任务设定: 将下列全部条目整理成 Markdown 表格，设"行号"和"内容"两列，每行放一条，空行不计入。

给定数据:
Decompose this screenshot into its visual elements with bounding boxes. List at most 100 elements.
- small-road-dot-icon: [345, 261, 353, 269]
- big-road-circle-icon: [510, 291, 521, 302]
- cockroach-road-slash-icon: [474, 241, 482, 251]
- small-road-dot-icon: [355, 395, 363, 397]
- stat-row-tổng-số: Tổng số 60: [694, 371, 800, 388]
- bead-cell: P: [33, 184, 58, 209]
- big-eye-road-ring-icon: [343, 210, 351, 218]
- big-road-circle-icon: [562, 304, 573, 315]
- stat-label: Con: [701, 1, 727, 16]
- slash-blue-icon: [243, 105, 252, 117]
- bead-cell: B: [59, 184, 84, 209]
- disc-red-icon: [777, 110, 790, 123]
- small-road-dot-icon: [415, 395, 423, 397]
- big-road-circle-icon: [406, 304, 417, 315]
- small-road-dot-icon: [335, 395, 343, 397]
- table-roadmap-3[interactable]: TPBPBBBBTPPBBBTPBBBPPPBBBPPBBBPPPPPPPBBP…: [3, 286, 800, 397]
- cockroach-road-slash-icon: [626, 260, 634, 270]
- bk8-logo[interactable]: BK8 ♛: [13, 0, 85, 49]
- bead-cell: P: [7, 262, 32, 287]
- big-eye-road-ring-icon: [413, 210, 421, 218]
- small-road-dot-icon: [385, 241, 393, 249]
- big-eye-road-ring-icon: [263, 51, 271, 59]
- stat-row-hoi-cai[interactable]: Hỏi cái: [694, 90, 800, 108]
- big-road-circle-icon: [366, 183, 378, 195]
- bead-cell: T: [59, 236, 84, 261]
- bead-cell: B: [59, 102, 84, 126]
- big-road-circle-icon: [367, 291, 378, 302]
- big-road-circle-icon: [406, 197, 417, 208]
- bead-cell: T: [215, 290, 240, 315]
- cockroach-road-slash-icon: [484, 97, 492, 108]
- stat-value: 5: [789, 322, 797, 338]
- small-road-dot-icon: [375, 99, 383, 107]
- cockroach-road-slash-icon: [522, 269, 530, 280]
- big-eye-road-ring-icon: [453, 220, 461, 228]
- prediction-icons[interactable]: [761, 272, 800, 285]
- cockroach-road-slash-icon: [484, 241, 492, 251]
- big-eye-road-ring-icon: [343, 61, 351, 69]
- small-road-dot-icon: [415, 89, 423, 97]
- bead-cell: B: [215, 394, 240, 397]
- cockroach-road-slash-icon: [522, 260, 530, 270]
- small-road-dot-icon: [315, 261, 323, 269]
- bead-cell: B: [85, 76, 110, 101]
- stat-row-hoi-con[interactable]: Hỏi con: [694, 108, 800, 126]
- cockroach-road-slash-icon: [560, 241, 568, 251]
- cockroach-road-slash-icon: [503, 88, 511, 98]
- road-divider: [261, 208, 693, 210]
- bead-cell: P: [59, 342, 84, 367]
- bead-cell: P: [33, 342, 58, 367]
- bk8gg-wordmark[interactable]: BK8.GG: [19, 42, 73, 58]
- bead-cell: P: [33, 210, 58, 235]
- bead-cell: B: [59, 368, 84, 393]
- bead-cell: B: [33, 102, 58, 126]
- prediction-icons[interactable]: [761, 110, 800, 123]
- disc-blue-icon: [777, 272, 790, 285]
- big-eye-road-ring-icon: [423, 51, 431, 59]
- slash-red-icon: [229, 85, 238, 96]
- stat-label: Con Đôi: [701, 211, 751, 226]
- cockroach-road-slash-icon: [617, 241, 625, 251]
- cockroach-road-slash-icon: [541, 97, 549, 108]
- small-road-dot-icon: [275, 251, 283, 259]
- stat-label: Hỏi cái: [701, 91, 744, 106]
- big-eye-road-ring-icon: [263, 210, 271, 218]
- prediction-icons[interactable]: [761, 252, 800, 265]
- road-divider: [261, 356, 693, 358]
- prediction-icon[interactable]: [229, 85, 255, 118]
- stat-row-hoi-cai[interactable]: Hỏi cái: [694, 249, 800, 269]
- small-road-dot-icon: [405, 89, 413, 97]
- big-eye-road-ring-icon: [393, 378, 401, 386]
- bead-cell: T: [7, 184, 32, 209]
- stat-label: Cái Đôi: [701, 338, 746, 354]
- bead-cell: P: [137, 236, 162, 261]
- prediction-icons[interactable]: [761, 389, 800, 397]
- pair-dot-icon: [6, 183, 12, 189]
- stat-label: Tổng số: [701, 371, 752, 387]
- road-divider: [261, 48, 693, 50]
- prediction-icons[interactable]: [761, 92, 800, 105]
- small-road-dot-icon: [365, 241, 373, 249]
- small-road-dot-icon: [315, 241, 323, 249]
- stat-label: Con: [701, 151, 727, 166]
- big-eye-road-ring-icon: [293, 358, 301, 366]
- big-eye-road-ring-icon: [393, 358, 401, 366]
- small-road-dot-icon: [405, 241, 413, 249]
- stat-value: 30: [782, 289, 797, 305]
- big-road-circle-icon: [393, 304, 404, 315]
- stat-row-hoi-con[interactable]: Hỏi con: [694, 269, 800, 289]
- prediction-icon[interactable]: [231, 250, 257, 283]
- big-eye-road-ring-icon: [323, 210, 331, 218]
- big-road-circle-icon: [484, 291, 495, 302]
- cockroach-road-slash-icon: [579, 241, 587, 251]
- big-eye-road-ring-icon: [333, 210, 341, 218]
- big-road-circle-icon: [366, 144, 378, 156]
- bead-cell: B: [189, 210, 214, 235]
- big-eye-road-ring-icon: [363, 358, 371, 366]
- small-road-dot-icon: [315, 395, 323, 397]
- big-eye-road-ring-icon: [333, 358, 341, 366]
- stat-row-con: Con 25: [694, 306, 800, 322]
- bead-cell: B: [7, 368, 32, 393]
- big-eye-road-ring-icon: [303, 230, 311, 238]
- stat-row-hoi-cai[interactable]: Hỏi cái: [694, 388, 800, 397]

回复:
| 行号 | 内容 |
|---|---|
| 1 | Decompose this screenshot into its visual elements with bounding boxes. List at most 100 elements. |
| 2 | - small-road-dot-icon: [345, 261, 353, 269] |
| 3 | - big-road-circle-icon: [510, 291, 521, 302] |
| 4 | - cockroach-road-slash-icon: [474, 241, 482, 251] |
| 5 | - small-road-dot-icon: [355, 395, 363, 397] |
| 6 | - stat-row-tổng-số: Tổng số 60: [694, 371, 800, 388] |
| 7 | - bead-cell: P: [33, 184, 58, 209] |
| 8 | - big-eye-road-ring-icon: [343, 210, 351, 218] |
| 9 | - big-road-circle-icon: [562, 304, 573, 315] |
| 10 | - stat-label: Con: [701, 1, 727, 16] |
| 11 | - slash-blue-icon: [243, 105, 252, 117] |
| 12 | - bead-cell: B: [59, 184, 84, 209] |
| 13 | - disc-red-icon: [777, 110, 790, 123] |
| 14 | - small-road-dot-icon: [415, 395, 423, 397] |
| 15 | - big-road-circle-icon: [406, 304, 417, 315] |
| 16 | - small-road-dot-icon: [335, 395, 343, 397] |
| 17 | - table-roadmap-3[interactable]: TPBPBBBBTPPBBBTPBBBPPPBBBPPBBBPPPPPPPBBP…: [3, 286, 800, 397] |
| 18 | - cockroach-road-slash-icon: [626, 260, 634, 270] |
| 19 | - bk8-logo[interactable]: BK8 ♛: [13, 0, 85, 49] |
| 20 | - bead-cell: P: [7, 262, 32, 287] |
| 21 | - big-eye-road-ring-icon: [413, 210, 421, 218] |
| 22 | - small-road-dot-icon: [385, 241, 393, 249] |
| 23 | - big-eye-road-ring-icon: [263, 51, 271, 59] |
| 24 | - stat-row-hoi-cai[interactable]: Hỏi cái: [694, 90, 800, 108] |
| 25 | - big-road-circle-icon: [366, 183, 378, 195] |
| 26 | - bead-cell: T: [59, 236, 84, 261] |
| 27 | - bead-cell: B: [59, 102, 84, 126] |
| 28 | - big-road-circle-icon: [367, 291, 378, 302] |
| 29 | - big-road-circle-icon: [406, 197, 417, 208] |
| 30 | - bead-cell: T: [215, 290, 240, 315] |
| 31 | - cockroach-road-slash-icon: [484, 97, 492, 108] |
| 32 | - stat-value: 5: [789, 322, 797, 338] |
| 33 | - small-road-dot-icon: [375, 99, 383, 107] |
| 34 | - cockroach-road-slash-icon: [522, 269, 530, 280] |
| 35 | - big-eye-road-ring-icon: [453, 220, 461, 228] |
| 36 | - prediction-icons[interactable]: [761, 272, 800, 285] |
| 37 | - cockroach-road-slash-icon: [484, 241, 492, 251] |
| 38 | - big-eye-road-ring-icon: [343, 61, 351, 69] |
| 39 | - small-road-dot-icon: [415, 89, 423, 97] |
| 40 | - bead-cell: B: [215, 394, 240, 397] |
| 41 | - cockroach-road-slash-icon: [522, 260, 530, 270] |
| 42 | - small-road-dot-icon: [315, 261, 323, 269] |
| 43 | - bead-cell: B: [85, 76, 110, 101] |
| 44 | - stat-row-hoi-con[interactable]: Hỏi con: [694, 108, 800, 126] |
| 45 | - cockroach-road-slash-icon: [560, 241, 568, 251] |
| 46 | - cockroach-road-slash-icon: [503, 88, 511, 98] |
| 47 | - road-divider: [261, 208, 693, 210] |
| 48 | - bead-cell: P: [59, 342, 84, 367] |
| 49 | - bead-cell: P: [33, 342, 58, 367] |
| 50 | - bk8gg-wordmark[interactable]: BK8.GG: [19, 42, 73, 58] |
| 51 | - bead-cell: P: [33, 210, 58, 235] |
| 52 | - bead-cell: B: [59, 368, 84, 393] |
| 53 | - bead-cell: B: [33, 102, 58, 126] |
| 54 | - prediction-icons[interactable]: [761, 110, 800, 123] |
| 55 | - disc-blue-icon: [777, 272, 790, 285] |
| 56 | - big-eye-road-ring-icon: [423, 51, 431, 59] |
| 57 | - slash-red-icon: [229, 85, 238, 96] |
| 58 | - stat-label: Con Đôi: [701, 211, 751, 226] |
| 59 | - cockroach-road-slash-icon: [617, 241, 625, 251] |
| 60 | - cockroach-road-slash-icon: [541, 97, 549, 108] |
| 61 | - small-road-dot-icon: [275, 251, 283, 259] |
| 62 | - stat-label: Hỏi cái: [701, 91, 744, 106] |
| 63 | - big-eye-road-ring-icon: [263, 210, 271, 218] |
| 64 | - prediction-icons[interactable]: [761, 252, 800, 265] |
| 65 | - road-divider: [261, 356, 693, 358] |
| 66 | - prediction-icon[interactable]: [229, 85, 255, 118] |
| 67 | - stat-row-hoi-cai[interactable]: Hỏi cái: [694, 249, 800, 269] |
| 68 | - small-road-dot-icon: [405, 89, 413, 97] |
| 69 | - big-eye-road-ring-icon: [393, 378, 401, 386] |
| 70 | - bead-cell: T: [7, 184, 32, 209] |
| 71 | - stat-label: Cái Đôi: [701, 338, 746, 354] |
| 72 | - bead-cell: P: [137, 236, 162, 261] |
| 73 | - prediction-icons[interactable]: [761, 389, 800, 397] |
| 74 | - pair-dot-icon: [6, 183, 12, 189] |
| 75 | - stat-label: Tổng số: [701, 371, 752, 387] |
| 76 | - road-divider: [261, 48, 693, 50] |
| 77 | - prediction-icons[interactable]: [761, 92, 800, 105] |
| 78 | - small-road-dot-icon: [365, 241, 373, 249] |
| 79 | - small-road-dot-icon: [315, 241, 323, 249] |
| 80 | - stat-label: Con: [701, 151, 727, 166] |
| 81 | - big-eye-road-ring-icon: [293, 358, 301, 366] |
| 82 | - big-eye-road-ring-icon: [393, 358, 401, 366] |
| 83 | - small-road-dot-icon: [405, 241, 413, 249] |
| 84 | - stat-value: 30: [782, 289, 797, 305] |
| 85 | - big-road-circle-icon: [393, 304, 404, 315] |
| 86 | - stat-row-hoi-con[interactable]: Hỏi con: [694, 269, 800, 289] |
| 87 | - prediction-icon[interactable]: [231, 250, 257, 283] |
| 88 | - big-eye-road-ring-icon: [323, 210, 331, 218] |
| 89 | - big-road-circle-icon: [484, 291, 495, 302] |
| 90 | - cockroach-road-slash-icon: [579, 241, 587, 251] |
| 91 | - big-eye-road-ring-icon: [333, 210, 341, 218] |
| 92 | - big-road-circle-icon: [366, 144, 378, 156] |
| 93 | - bead-cell: B: [189, 210, 214, 235] |
| 94 | - big-eye-road-ring-icon: [363, 358, 371, 366] |
| 95 | - small-road-dot-icon: [315, 395, 323, 397] |
| 96 | - big-eye-road-ring-icon: [333, 358, 341, 366] |
| 97 | - stat-row-con: Con 25: [694, 306, 800, 322] |
| 98 | - bead-cell: B: [7, 368, 32, 393] |
| 99 | - big-eye-road-ring-icon: [303, 230, 311, 238] |
| 100 | - stat-row-hoi-cai[interactable]: Hỏi cái: [694, 388, 800, 397] |